((

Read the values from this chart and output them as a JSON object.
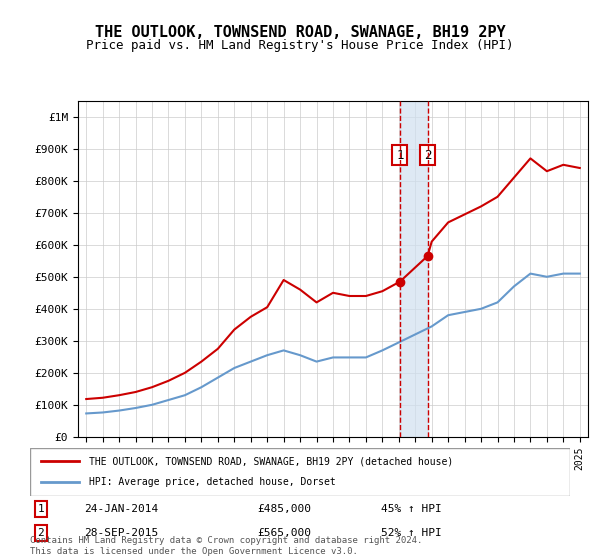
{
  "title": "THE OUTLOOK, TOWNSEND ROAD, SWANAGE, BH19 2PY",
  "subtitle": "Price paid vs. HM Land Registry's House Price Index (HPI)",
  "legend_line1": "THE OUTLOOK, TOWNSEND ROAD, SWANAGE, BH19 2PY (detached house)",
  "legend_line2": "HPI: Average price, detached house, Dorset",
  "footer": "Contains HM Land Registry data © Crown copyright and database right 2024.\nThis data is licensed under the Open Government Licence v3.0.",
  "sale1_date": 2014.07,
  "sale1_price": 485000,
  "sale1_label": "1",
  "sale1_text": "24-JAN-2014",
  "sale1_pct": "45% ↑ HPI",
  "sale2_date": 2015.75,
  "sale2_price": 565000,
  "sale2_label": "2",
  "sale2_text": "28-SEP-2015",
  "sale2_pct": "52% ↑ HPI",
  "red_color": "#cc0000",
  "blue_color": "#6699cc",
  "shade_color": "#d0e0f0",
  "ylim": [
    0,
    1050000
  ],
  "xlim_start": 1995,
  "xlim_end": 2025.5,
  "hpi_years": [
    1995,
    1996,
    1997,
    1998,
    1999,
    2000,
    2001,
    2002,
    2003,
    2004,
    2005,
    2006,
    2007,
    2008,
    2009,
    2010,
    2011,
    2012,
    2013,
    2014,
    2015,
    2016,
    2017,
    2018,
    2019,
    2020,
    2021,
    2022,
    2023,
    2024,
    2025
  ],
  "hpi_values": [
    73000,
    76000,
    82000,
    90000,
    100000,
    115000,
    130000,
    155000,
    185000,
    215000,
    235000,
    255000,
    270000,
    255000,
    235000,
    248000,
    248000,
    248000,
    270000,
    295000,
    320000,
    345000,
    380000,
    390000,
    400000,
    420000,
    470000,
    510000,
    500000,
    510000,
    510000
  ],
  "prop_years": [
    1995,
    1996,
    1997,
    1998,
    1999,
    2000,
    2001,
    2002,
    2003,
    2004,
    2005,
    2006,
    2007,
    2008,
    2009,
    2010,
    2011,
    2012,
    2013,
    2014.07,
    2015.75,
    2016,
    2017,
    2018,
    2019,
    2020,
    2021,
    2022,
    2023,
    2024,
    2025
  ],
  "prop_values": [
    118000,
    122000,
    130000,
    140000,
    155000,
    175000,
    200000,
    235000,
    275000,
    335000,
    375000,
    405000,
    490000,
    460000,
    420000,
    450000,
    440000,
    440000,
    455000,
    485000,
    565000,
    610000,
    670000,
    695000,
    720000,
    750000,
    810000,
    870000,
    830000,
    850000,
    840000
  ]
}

))

### Task requirements
Report only the number of lines that hold the string "ROAD" in this listing.

### Complete output
2